# GIVEN EXERCISE
Find the lines holding "Cavity" and copy them.

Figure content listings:
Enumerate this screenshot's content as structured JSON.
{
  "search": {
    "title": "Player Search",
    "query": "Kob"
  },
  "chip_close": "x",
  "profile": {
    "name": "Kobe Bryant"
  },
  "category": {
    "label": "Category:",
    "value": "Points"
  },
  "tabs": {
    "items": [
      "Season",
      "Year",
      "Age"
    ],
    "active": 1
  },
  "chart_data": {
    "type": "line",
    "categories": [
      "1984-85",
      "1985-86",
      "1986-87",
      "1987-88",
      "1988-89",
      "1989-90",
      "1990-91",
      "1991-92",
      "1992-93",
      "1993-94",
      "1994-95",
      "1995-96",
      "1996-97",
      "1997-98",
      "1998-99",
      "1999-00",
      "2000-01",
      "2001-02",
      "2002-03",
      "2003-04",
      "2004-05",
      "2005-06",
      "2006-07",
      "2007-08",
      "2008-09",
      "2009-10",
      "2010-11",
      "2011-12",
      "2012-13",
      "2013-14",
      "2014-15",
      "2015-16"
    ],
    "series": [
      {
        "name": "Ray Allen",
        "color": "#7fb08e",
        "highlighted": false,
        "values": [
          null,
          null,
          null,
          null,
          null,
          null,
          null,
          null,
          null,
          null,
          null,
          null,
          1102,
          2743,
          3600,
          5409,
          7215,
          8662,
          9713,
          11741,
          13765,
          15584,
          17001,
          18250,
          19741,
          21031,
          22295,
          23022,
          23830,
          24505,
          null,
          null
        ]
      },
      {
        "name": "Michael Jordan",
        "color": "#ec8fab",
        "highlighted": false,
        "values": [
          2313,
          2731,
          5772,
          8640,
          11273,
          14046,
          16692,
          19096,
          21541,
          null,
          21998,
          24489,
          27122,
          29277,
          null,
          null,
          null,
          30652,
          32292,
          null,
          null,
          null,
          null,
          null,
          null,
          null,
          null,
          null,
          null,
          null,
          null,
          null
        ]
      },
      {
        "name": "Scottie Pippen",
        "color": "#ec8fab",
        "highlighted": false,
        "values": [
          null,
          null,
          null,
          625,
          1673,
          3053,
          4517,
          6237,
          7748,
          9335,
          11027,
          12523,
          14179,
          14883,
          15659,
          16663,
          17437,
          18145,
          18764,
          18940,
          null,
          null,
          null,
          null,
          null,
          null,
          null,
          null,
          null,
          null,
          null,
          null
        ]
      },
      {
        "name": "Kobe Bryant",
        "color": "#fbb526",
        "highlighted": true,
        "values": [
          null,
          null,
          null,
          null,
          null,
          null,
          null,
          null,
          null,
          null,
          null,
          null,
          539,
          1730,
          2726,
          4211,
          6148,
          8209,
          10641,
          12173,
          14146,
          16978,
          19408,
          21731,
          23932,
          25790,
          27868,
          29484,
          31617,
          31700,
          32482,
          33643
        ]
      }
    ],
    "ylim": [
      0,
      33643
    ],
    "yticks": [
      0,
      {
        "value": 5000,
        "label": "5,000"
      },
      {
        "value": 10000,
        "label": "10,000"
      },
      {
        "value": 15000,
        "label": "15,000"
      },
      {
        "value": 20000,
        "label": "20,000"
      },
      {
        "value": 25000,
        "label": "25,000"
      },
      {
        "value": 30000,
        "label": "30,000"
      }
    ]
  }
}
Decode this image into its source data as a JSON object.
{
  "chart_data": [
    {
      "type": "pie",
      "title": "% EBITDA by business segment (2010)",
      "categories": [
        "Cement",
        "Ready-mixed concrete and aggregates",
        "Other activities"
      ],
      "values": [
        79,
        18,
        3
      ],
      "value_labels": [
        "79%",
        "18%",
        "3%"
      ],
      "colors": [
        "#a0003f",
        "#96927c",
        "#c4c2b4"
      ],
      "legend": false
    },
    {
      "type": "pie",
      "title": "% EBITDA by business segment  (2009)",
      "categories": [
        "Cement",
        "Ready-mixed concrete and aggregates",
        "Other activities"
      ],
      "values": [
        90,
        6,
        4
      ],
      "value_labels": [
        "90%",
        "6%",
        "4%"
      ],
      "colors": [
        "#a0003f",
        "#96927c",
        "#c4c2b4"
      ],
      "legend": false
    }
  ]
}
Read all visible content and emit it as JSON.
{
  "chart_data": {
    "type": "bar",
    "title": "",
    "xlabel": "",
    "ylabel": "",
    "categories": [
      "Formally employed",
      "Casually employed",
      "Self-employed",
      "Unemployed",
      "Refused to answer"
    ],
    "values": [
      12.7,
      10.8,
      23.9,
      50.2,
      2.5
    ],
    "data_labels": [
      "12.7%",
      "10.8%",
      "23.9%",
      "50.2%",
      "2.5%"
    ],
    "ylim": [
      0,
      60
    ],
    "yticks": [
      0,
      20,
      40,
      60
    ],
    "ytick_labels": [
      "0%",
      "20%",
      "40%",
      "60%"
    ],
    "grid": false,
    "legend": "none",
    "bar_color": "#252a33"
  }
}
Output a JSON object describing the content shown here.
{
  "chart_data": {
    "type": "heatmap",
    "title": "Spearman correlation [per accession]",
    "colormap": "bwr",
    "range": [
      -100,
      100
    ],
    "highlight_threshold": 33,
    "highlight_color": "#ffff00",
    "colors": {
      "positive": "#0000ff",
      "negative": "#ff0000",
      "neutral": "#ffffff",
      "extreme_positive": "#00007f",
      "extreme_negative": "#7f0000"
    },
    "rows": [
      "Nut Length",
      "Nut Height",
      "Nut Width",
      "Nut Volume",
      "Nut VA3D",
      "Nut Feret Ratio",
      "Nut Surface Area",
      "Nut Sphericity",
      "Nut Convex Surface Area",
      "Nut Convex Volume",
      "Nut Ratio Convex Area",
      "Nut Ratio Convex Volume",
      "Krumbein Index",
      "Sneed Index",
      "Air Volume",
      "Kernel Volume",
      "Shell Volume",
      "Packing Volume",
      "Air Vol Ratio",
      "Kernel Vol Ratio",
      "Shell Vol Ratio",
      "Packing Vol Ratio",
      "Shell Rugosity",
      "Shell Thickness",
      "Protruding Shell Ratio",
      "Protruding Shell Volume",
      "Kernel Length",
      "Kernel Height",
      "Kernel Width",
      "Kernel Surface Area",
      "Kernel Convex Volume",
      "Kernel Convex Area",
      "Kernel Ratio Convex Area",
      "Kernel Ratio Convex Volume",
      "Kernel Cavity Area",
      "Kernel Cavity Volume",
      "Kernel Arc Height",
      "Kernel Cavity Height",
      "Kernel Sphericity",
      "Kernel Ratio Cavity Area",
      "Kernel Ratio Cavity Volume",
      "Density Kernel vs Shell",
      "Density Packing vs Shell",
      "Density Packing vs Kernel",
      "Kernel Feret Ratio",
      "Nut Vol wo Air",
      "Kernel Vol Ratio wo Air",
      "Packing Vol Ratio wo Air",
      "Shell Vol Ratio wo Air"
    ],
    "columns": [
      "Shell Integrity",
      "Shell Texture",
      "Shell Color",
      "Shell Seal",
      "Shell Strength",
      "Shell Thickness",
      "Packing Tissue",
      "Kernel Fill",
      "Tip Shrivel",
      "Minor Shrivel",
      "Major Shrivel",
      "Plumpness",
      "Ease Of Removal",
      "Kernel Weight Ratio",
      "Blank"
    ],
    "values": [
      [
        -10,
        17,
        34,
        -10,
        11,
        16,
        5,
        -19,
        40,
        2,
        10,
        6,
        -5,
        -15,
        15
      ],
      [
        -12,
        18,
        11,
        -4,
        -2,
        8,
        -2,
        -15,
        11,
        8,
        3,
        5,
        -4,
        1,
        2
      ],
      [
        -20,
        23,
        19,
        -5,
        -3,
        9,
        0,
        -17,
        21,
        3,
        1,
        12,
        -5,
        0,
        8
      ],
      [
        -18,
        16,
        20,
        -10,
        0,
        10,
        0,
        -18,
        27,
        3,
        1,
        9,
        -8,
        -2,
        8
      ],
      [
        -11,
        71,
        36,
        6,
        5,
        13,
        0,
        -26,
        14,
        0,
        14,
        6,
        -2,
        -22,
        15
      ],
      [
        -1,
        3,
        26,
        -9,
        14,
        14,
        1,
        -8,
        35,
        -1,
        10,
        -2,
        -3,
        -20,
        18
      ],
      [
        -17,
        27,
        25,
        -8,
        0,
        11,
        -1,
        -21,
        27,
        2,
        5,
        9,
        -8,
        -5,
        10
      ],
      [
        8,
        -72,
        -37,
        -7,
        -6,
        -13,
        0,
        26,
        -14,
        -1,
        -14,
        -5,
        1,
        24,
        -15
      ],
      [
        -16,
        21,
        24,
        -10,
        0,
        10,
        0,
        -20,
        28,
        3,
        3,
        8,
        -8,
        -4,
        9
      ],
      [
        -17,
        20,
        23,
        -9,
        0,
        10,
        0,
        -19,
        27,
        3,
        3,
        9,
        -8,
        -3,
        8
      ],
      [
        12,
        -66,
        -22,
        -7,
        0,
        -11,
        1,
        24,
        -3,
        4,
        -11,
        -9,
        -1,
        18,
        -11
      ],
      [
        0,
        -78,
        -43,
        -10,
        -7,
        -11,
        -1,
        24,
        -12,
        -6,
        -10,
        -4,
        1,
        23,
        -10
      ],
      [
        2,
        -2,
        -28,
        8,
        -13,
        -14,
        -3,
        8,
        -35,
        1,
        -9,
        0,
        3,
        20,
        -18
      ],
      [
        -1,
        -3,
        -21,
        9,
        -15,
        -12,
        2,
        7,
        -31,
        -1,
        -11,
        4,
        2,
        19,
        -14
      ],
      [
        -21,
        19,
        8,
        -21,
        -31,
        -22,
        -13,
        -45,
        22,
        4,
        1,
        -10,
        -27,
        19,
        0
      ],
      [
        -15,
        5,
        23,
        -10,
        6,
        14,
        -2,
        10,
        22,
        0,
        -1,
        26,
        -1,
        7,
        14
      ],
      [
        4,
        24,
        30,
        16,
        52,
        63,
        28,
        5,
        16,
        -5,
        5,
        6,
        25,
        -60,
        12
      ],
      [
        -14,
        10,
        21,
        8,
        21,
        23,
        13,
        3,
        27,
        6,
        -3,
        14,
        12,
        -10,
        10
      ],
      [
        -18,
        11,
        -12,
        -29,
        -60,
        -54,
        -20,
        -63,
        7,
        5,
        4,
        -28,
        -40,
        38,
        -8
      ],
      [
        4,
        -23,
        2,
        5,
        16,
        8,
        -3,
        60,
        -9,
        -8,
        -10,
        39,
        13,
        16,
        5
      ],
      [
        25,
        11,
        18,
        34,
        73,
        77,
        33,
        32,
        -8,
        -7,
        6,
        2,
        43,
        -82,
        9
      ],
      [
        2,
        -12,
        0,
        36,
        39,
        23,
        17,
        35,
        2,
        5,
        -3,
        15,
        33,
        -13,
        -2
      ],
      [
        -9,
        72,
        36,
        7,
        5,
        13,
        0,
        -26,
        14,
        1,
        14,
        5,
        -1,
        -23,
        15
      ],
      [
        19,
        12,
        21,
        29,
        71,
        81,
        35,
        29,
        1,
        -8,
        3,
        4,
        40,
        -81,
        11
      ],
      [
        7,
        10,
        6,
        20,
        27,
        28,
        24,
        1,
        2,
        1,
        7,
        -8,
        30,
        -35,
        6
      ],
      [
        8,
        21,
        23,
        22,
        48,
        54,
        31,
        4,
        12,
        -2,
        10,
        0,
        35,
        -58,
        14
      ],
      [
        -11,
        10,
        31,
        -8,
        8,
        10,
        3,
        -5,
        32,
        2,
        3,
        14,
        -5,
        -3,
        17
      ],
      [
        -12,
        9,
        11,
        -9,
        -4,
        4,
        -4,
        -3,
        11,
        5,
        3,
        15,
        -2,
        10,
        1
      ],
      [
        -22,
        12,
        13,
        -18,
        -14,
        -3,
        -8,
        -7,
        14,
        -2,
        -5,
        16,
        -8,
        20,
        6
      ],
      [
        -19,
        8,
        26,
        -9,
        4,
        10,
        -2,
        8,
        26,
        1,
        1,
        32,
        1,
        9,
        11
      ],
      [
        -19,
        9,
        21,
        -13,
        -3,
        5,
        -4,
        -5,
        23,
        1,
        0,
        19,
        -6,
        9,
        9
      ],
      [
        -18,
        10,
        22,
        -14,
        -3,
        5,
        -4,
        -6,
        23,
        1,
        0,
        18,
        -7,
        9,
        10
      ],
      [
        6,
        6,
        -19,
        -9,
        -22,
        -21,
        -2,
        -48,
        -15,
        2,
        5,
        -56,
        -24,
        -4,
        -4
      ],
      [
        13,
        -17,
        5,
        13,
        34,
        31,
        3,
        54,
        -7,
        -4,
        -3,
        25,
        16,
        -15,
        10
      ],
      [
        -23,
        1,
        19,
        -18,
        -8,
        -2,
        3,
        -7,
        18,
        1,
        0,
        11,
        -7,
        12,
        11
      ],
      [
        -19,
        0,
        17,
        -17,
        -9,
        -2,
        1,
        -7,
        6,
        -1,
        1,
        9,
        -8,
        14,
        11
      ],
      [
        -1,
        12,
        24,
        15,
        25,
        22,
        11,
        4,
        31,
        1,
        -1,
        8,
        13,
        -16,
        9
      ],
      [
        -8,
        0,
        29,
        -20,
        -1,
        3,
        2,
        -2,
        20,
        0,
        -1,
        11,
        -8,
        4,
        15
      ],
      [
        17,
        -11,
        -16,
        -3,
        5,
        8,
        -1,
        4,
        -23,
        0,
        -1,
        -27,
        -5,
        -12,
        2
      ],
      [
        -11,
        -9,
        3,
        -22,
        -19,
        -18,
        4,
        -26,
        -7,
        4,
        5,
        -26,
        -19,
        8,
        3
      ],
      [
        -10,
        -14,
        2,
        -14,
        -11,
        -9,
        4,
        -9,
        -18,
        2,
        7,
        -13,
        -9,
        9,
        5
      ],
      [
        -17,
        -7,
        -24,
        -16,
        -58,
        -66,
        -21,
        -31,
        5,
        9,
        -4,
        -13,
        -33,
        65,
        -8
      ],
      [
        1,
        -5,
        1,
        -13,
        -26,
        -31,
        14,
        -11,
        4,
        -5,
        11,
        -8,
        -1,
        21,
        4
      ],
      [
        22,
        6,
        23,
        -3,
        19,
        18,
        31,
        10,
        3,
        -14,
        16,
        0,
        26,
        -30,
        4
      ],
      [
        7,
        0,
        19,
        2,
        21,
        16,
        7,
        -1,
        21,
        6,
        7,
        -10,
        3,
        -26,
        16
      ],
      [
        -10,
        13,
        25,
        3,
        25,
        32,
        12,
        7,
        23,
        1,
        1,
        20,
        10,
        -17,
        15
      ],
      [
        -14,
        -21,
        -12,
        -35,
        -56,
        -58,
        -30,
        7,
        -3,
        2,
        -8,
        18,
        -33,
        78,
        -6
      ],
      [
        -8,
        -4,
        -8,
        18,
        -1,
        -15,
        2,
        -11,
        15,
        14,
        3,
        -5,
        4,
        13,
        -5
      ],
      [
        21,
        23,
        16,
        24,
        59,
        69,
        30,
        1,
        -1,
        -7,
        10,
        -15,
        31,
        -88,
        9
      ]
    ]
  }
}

# EXERCISE SOLUTION
      "Kernel Cavity Area",
      "Kernel Cavity Volume",
      "Kernel Cavity Height",
      "Kernel Ratio Cavity Area",
      "Kernel Ratio Cavity Volume",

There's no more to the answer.